*Exercise*.
Below are the records; copy each line in them that holds the word "yourselves".

*The input*.
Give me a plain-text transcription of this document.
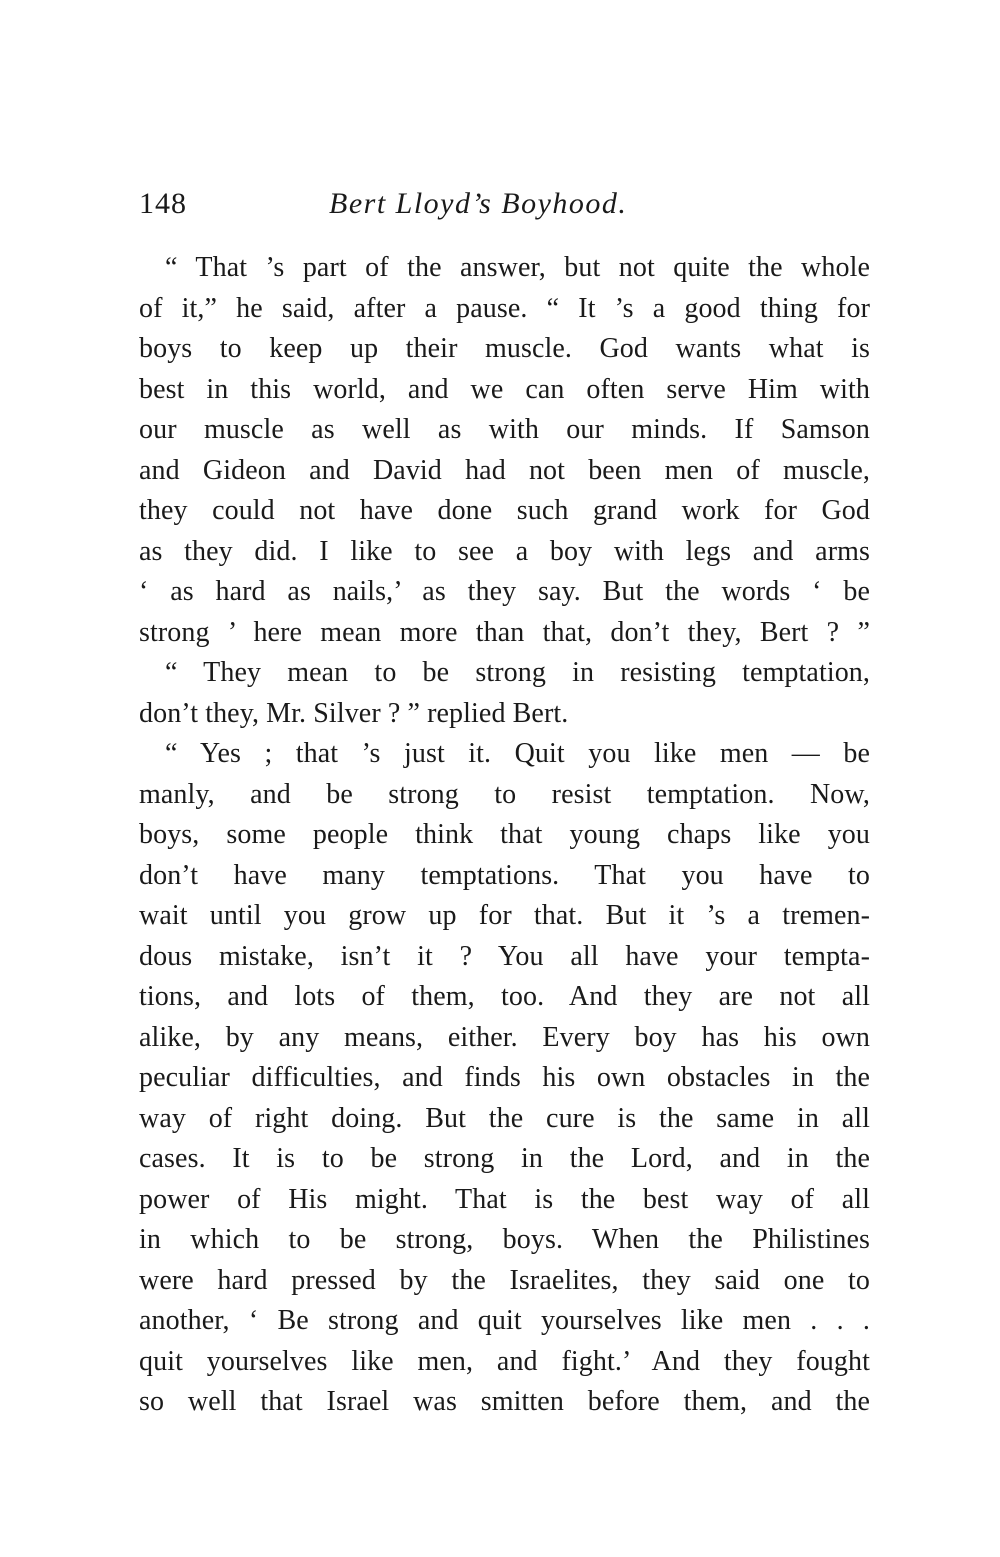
148	Bert Lloyd’s Boyhood.
“ That ’s part of the answer, but not quite the whole
of it,” he said, after a pause. “ It ’s a good thing for
boys to keep up their muscle. God wants what is
best in this world, and we can often serve Him with
our muscle as well as with our minds. If Samson
and Gideon and David had not been men of muscle,
they could not have done such grand work for God
as they did. I like to see a boy with legs and arms
‘ as hard as nails,’ as they say. But the words ‘ be
strong ’ here mean more than that, don’t they, Bert ? ”
“ They mean to be strong in resisting temptation,
don’t they, Mr. Silver ? ” replied Bert.
“ Yes ; that ’s just it. Quit you like men — be
manly, and be strong to resist temptation. Now,
boys, some people think that young chaps like you
don’t have many temptations. That you have to
wait until you grow up for that. But it ’s a tremen-
dous mistake, isn’t it ? You all have your tempta-
tions, and lots of them, too. And they are not all
alike, by any means, either. Every boy has his own
peculiar difficulties, and finds his own obstacles in the
way of right doing. But the cure is the same in all
cases. It is to be strong in the Lord, and in the
power of His might. That is the best way of all
in which to be strong, boys. When the Philistines
were hard pressed by the Israelites, they said one to
another, ‘ Be strong and quit yourselves like men . . .
quit yourselves like men, and fight.’ And they fought
so well that Israel was smitten before them, and the
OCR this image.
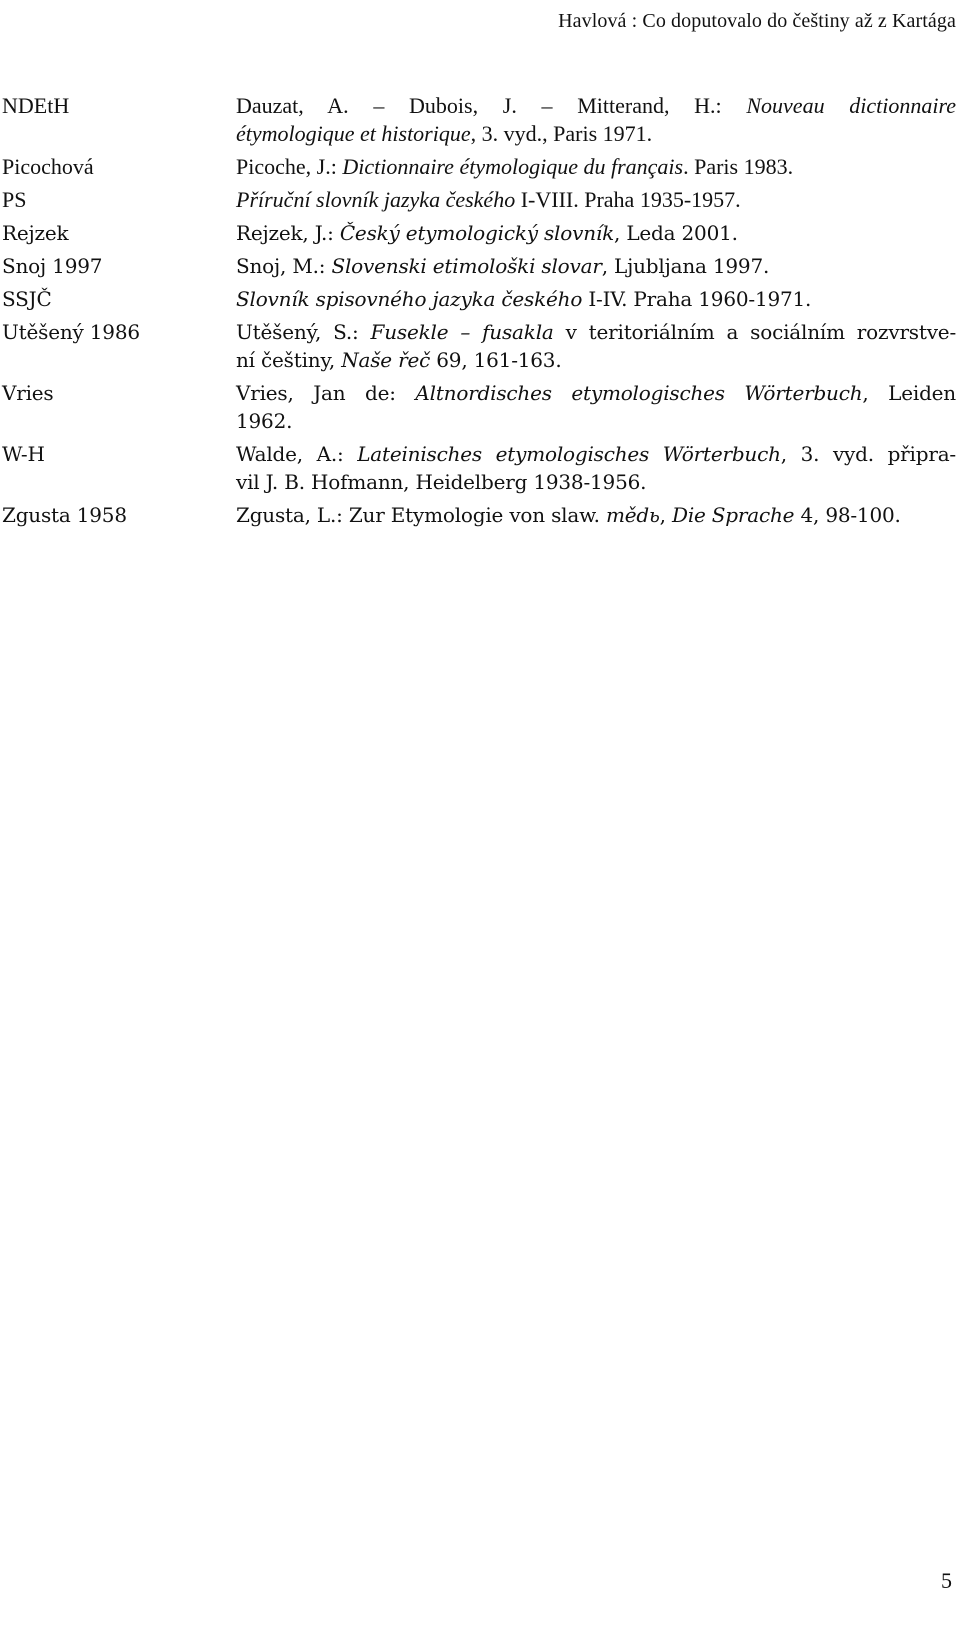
Havlová : Co doputovalo do češtiny až z Kartága
NDEtH	Dauzat, A. – Dubois, J. – Mitterand, H.: Nouveau dictionnaire
étymologique et historique, 3. vyd., Paris 1971.
Picochová	Picoche, J.: Dictionnaire étymologique du français. Paris 1983.
PS	Příruční slovník jazyka českého I-VIII. Praha 1935-1957.
Rejzek	Rejzek, J.: Český etymologický slovník, Leda 2001.
Snoj 1997	Snoj, M.: Slovenski etimološki slovar, Ljubljana 1997.
SSJČ	Slovník spisovného jazyka českého I-IV. Praha 1960-1971.
Utěšený 1986	Utěšený, S.: Fusekle – fusakla v teritoriálním a sociálním rozvrstve-
ní češtiny, Naše řeč 69, 161-163.
Vries	Vries, Jan de: Altnordisches etymologisches Wörterbuch, Leiden
1962.
W-H	Walde, A.: Lateinisches etymologisches Wörterbuch, 3. vyd. připra-
vil J. B. Hofmann, Heidelberg 1938-1956.
Zgusta 1958	Zgusta, L.: Zur Etymologie von slaw. mědь, Die Sprache 4, 98-100.
5
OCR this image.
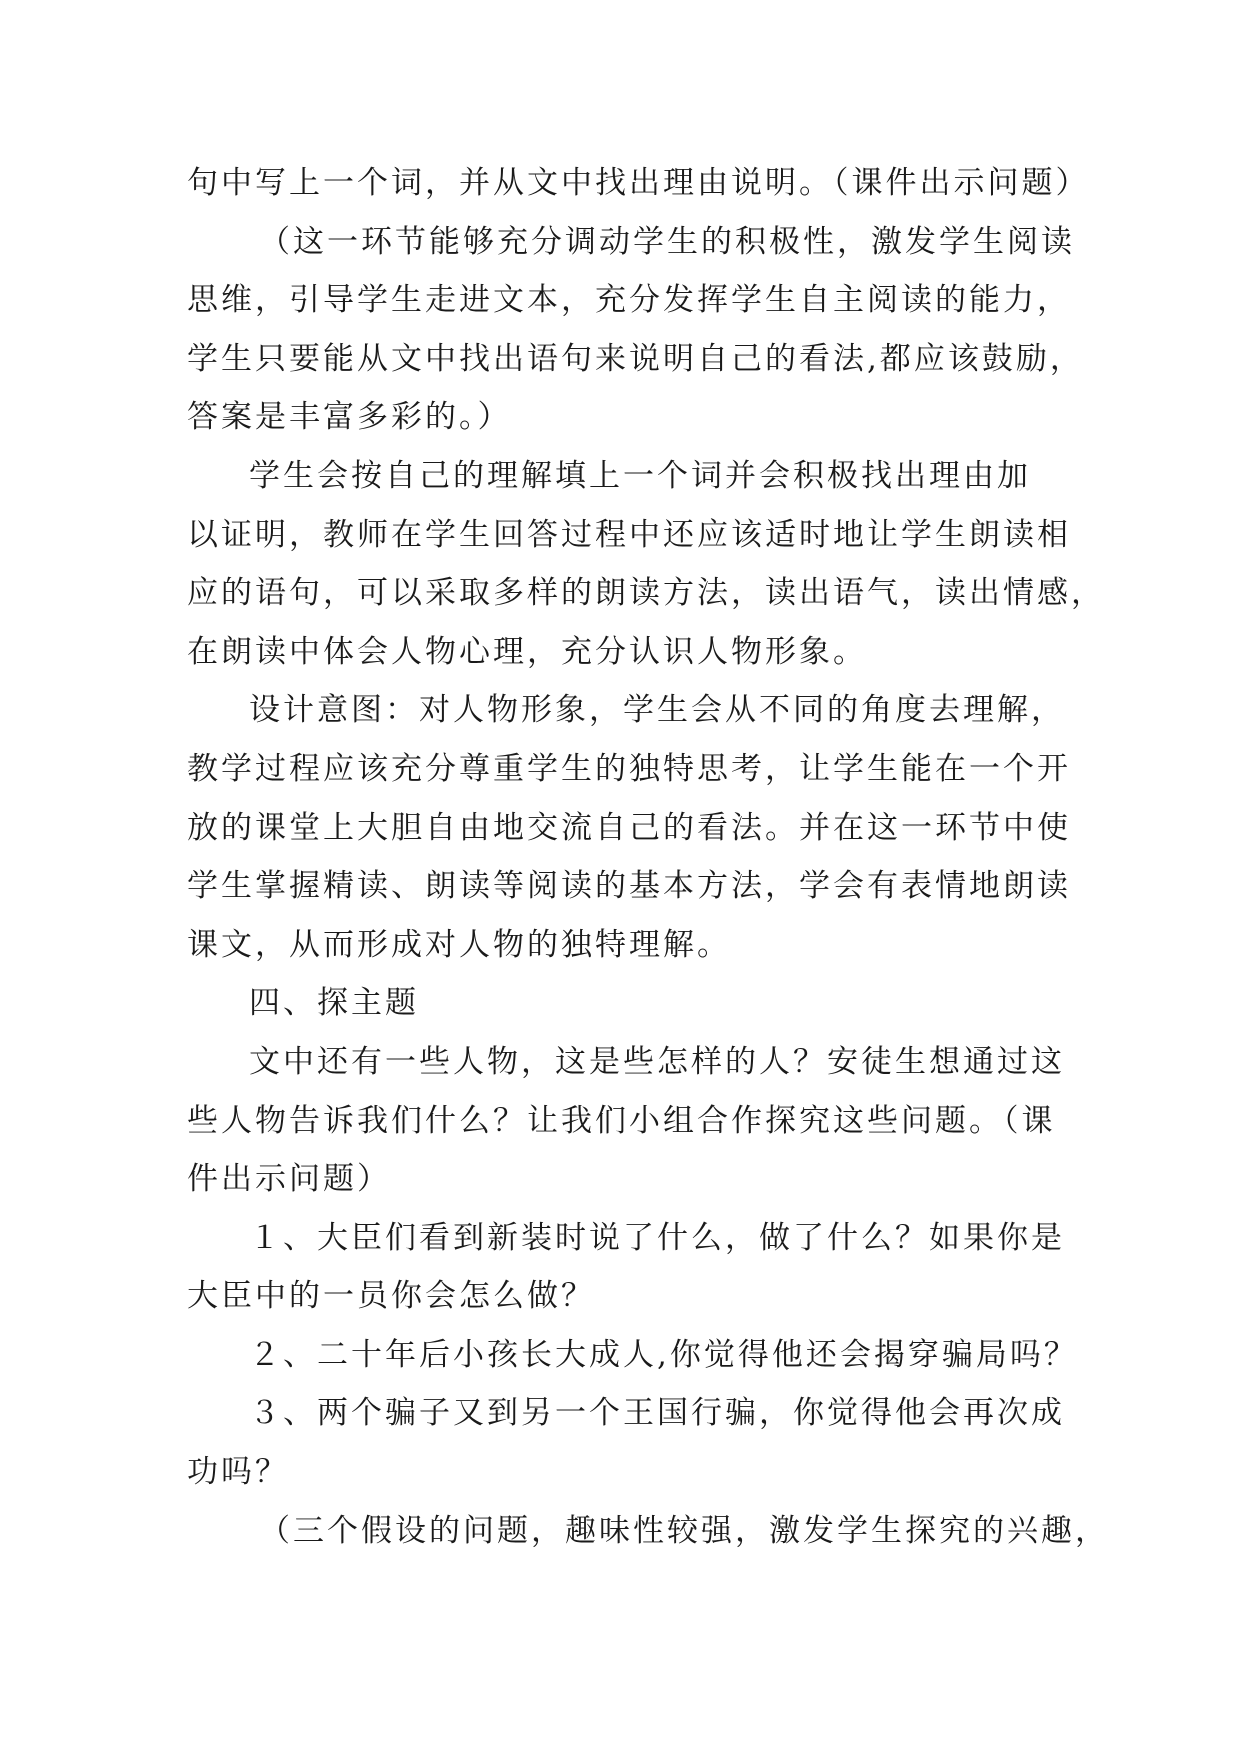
句中写上一个词，并从文中找出理由说明。（课件出示问题）
（这一环节能够充分调动学生的积极性，激发学生阅读
思维，引导学生走进文本，充分发挥学生自主阅读的能力，
学生只要能从文中找出语句来说明自己的看法,都应该鼓励，
答案是丰富多彩的。）
学生会按自己的理解填上一个词并会积极找出理由加
以证明，教师在学生回答过程中还应该适时地让学生朗读相
应的语句，可以采取多样的朗读方法，读出语气，读出情感，
在朗读中体会人物心理，充分认识人物形象。
设计意图：对人物形象，学生会从不同的角度去理解，
教学过程应该充分尊重学生的独特思考，让学生能在一个开
放的课堂上大胆自由地交流自己的看法。并在这一环节中使
学生掌握精读、朗读等阅读的基本方法，学会有表情地朗读
课文，从而形成对人物的独特理解。
四、探主题
文中还有一些人物，这是些怎样的人？安徒生想通过这
些人物告诉我们什么？让我们小组合作探究这些问题。（课
件出示问题）
１、大臣们看到新装时说了什么，做了什么？如果你是
大臣中的一员你会怎么做？
２、二十年后小孩长大成人,你觉得他还会揭穿骗局吗？
３、两个骗子又到另一个王国行骗，你觉得他会再次成
功吗？
（三个假设的问题，趣味性较强，激发学生探究的兴趣，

*Worked solution*.
another, ‘ Be strong and quit yourselves like men . . .
quit yourselves like men, and fight.’ And they fought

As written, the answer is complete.